> _TASK OBJECTIVE_
Write out all of the entries exactly, please.

> _GIVEN RECORDS_
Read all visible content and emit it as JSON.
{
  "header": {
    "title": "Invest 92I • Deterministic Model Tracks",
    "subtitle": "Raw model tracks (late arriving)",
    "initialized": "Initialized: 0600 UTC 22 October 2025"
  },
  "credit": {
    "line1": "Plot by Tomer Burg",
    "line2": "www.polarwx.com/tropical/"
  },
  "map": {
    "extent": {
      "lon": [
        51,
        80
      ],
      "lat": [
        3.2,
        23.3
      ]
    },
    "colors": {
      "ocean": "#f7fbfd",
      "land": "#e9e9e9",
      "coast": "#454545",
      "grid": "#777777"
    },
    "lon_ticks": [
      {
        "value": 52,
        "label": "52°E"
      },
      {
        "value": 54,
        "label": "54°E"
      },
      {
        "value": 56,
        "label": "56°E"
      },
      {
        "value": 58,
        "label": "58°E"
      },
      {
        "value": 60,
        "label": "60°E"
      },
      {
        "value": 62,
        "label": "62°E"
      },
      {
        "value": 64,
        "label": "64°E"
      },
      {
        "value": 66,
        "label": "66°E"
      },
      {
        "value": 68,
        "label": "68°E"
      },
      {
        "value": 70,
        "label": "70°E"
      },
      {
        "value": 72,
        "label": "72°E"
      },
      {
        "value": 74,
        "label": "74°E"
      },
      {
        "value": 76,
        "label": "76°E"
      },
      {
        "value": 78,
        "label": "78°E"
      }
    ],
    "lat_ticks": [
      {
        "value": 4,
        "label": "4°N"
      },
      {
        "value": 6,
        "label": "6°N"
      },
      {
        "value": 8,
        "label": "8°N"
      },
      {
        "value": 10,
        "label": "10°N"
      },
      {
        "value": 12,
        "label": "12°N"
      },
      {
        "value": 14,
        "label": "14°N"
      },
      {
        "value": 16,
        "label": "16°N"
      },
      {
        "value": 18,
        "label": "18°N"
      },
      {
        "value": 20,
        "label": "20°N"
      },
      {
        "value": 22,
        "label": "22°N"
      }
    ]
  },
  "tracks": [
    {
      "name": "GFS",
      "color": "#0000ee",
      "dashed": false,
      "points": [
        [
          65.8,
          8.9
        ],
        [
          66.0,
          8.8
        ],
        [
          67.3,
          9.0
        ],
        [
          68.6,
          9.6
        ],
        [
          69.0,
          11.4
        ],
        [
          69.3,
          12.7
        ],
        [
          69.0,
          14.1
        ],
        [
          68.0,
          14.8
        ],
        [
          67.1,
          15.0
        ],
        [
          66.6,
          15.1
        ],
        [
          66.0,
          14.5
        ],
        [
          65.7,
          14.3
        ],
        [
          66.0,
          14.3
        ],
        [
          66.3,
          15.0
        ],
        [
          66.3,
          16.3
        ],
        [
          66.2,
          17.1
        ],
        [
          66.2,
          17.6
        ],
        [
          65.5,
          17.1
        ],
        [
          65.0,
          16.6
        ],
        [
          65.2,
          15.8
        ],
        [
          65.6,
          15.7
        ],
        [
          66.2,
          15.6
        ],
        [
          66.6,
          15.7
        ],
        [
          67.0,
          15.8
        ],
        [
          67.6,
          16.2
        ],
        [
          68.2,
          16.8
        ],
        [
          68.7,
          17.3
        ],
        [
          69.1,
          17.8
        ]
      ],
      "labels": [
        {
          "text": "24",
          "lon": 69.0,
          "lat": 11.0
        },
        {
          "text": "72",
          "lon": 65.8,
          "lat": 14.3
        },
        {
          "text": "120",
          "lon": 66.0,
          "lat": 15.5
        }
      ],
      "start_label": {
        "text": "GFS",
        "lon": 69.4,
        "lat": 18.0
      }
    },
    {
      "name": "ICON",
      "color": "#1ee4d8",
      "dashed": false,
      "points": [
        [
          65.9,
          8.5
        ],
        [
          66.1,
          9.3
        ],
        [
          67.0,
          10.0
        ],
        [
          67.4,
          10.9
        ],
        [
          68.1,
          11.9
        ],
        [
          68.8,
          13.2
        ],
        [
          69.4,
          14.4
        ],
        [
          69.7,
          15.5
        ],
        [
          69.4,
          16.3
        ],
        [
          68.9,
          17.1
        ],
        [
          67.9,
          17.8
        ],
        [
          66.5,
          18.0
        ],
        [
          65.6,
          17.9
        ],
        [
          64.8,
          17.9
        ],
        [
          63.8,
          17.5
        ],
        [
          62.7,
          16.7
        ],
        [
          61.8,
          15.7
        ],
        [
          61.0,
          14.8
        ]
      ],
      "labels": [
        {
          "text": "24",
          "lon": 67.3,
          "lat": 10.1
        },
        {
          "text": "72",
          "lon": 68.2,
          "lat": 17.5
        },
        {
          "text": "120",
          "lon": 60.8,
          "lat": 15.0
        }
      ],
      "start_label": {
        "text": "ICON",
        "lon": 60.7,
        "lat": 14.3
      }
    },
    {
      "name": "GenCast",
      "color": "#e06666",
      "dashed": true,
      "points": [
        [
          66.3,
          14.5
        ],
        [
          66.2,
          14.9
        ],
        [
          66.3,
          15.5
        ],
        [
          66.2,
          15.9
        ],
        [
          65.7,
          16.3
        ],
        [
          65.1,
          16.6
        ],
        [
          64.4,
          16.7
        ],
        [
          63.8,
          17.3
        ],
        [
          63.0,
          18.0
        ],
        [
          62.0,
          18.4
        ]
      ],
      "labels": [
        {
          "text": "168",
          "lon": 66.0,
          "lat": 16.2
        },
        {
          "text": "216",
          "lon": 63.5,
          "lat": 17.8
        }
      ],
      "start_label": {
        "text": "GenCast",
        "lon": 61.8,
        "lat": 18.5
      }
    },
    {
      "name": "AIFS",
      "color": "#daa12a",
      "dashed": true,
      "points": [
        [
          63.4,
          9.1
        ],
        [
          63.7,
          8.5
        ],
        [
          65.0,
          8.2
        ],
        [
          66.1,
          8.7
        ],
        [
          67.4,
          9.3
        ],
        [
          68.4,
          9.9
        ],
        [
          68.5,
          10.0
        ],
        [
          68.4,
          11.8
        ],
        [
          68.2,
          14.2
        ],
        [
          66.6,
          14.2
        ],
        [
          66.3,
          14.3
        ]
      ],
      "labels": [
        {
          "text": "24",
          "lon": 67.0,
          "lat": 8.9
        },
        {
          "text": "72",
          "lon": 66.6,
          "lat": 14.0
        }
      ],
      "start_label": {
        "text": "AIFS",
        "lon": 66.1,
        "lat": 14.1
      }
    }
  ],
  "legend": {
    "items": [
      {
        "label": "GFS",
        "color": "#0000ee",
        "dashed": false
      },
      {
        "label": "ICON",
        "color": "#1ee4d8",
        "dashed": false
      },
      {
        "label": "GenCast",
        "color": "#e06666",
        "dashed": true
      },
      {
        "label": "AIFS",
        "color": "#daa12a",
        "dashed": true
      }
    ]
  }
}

> _RESULT FOR THIS EXERCISE_
Read all visible content and emit it as JSON.
{
  "header": {
    "title": "Invest 92I • Deterministic Model Tracks",
    "subtitle": "Raw model tracks (late arriving)",
    "initialized": "Initialized: 0600 UTC 22 October 2025"
  },
  "credit": {
    "line1": "Plot by Tomer Burg",
    "line2": "www.polarwx.com/tropical/"
  },
  "map": {
    "extent": {
      "lon": [
        51,
        80
      ],
      "lat": [
        3.2,
        23.3
      ]
    },
    "colors": {
      "ocean": "#f7fbfd",
      "land": "#e9e9e9",
      "coast": "#454545",
      "grid": "#777777"
    },
    "lon_ticks": [
      {
        "value": 52,
        "label": "52°E"
      },
      {
        "value": 54,
        "label": "54°E"
      },
      {
        "value": 56,
        "label": "56°E"
      },
      {
        "value": 58,
        "label": "58°E"
      },
      {
        "value": 60,
        "label": "60°E"
      },
      {
        "value": 62,
        "label": "62°E"
      },
      {
        "value": 64,
        "label": "64°E"
      },
      {
        "value": 66,
        "label": "66°E"
      },
      {
        "value": 68,
        "label": "68°E"
      },
      {
        "value": 70,
        "label": "70°E"
      },
      {
        "value": 72,
        "label": "72°E"
      },
      {
        "value": 74,
        "label": "74°E"
      },
      {
        "value": 76,
        "label": "76°E"
      },
      {
        "value": 78,
        "label": "78°E"
      }
    ],
    "lat_ticks": [
      {
        "value": 4,
        "label": "4°N"
      },
      {
        "value": 6,
        "label": "6°N"
      },
      {
        "value": 8,
        "label": "8°N"
      },
      {
        "value": 10,
        "label": "10°N"
      },
      {
        "value": 12,
        "label": "12°N"
      },
      {
        "value": 14,
        "label": "14°N"
      },
      {
        "value": 16,
        "label": "16°N"
      },
      {
        "value": 18,
        "label": "18°N"
      },
      {
        "value": 20,
        "label": "20°N"
      },
      {
        "value": 22,
        "label": "22°N"
      }
    ]
  },
  "tracks": [
    {
      "name": "GFS",
      "color": "#0000ee",
      "dashed": false,
      "points": [
        [
          65.8,
          8.9
        ],
        [
          66.0,
          8.8
        ],
        [
          67.3,
          9.0
        ],
        [
          68.6,
          9.6
        ],
        [
          69.0,
          11.4
        ],
        [
          69.3,
          12.7
        ],
        [
          69.0,
          14.1
        ],
        [
          68.0,
          14.8
        ],
        [
          67.1,
          15.0
        ],
        [
          66.6,
          15.1
        ],
        [
          66.0,
          14.5
        ],
        [
          65.7,
          14.3
        ],
        [
          66.0,
          14.3
        ],
        [
          66.3,
          15.0
        ],
        [
          66.3,
          16.3
        ],
        [
          66.2,
          17.1
        ],
        [
          66.2,
          17.6
        ],
        [
          65.5,
          17.1
        ],
        [
          65.0,
          16.6
        ],
        [
          65.2,
          15.8
        ],
        [
          65.6,
          15.7
        ],
        [
          66.2,
          15.6
        ],
        [
          66.6,
          15.7
        ],
        [
          67.0,
          15.8
        ],
        [
          67.6,
          16.2
        ],
        [
          68.2,
          16.8
        ],
        [
          68.7,
          17.3
        ],
        [
          69.1,
          17.8
        ]
      ],
      "labels": [
        {
          "text": "24",
          "lon": 69.0,
          "lat": 11.0
        },
        {
          "text": "72",
          "lon": 65.8,
          "lat": 14.3
        },
        {
          "text": "120",
          "lon": 66.0,
          "lat": 15.5
        }
      ],
      "start_label": {
        "text": "GFS",
        "lon": 69.4,
        "lat": 18.0
      }
    },
    {
      "name": "ICON",
      "color": "#1ee4d8",
      "dashed": false,
      "points": [
        [
          65.9,
          8.5
        ],
        [
          66.1,
          9.3
        ],
        [
          67.0,
          10.0
        ],
        [
          67.4,
          10.9
        ],
        [
          68.1,
          11.9
        ],
        [
          68.8,
          13.2
        ],
        [
          69.4,
          14.4
        ],
        [
          69.7,
          15.5
        ],
        [
          69.4,
          16.3
        ],
        [
          68.9,
          17.1
        ],
        [
          67.9,
          17.8
        ],
        [
          66.5,
          18.0
        ],
        [
          65.6,
          17.9
        ],
        [
          64.8,
          17.9
        ],
        [
          63.8,
          17.5
        ],
        [
          62.7,
          16.7
        ],
        [
          61.8,
          15.7
        ],
        [
          61.0,
          14.8
        ]
      ],
      "labels": [
        {
          "text": "24",
          "lon": 67.3,
          "lat": 10.1
        },
        {
          "text": "72",
          "lon": 68.2,
          "lat": 17.5
        },
        {
          "text": "120",
          "lon": 60.8,
          "lat": 15.0
        }
      ],
      "start_label": {
        "text": "ICON",
        "lon": 60.7,
        "lat": 14.3
      }
    },
    {
      "name": "GenCast",
      "color": "#e06666",
      "dashed": true,
      "points": [
        [
          66.3,
          14.5
        ],
        [
          66.2,
          14.9
        ],
        [
          66.3,
          15.5
        ],
        [
          66.2,
          15.9
        ],
        [
          65.7,
          16.3
        ],
        [
          65.1,
          16.6
        ],
        [
          64.4,
          16.7
        ],
        [
          63.8,
          17.3
        ],
        [
          63.0,
          18.0
        ],
        [
          62.0,
          18.4
        ]
      ],
      "labels": [
        {
          "text": "168",
          "lon": 66.0,
          "lat": 16.2
        },
        {
          "text": "216",
          "lon": 63.5,
          "lat": 17.8
        }
      ],
      "start_label": {
        "text": "GenCast",
        "lon": 61.8,
        "lat": 18.5
      }
    },
    {
      "name": "AIFS",
      "color": "#daa12a",
      "dashed": true,
      "points": [
        [
          63.4,
          9.1
        ],
        [
          63.7,
          8.5
        ],
        [
          65.0,
          8.2
        ],
        [
          66.1,
          8.7
        ],
        [
          67.4,
          9.3
        ],
        [
          68.4,
          9.9
        ],
        [
          68.5,
          10.0
        ],
        [
          68.4,
          11.8
        ],
        [
          68.2,
          14.2
        ],
        [
          66.6,
          14.2
        ],
        [
          66.3,
          14.3
        ]
      ],
      "labels": [
        {
          "text": "24",
          "lon": 67.0,
          "lat": 8.9
        },
        {
          "text": "72",
          "lon": 66.6,
          "lat": 14.0
        }
      ],
      "start_label": {
        "text": "AIFS",
        "lon": 66.1,
        "lat": 14.1
      }
    }
  ],
  "legend": {
    "items": [
      {
        "label": "GFS",
        "color": "#0000ee",
        "dashed": false
      },
      {
        "label": "ICON",
        "color": "#1ee4d8",
        "dashed": false
      },
      {
        "label": "GenCast",
        "color": "#e06666",
        "dashed": true
      },
      {
        "label": "AIFS",
        "color": "#daa12a",
        "dashed": true
      }
    ]
  }
}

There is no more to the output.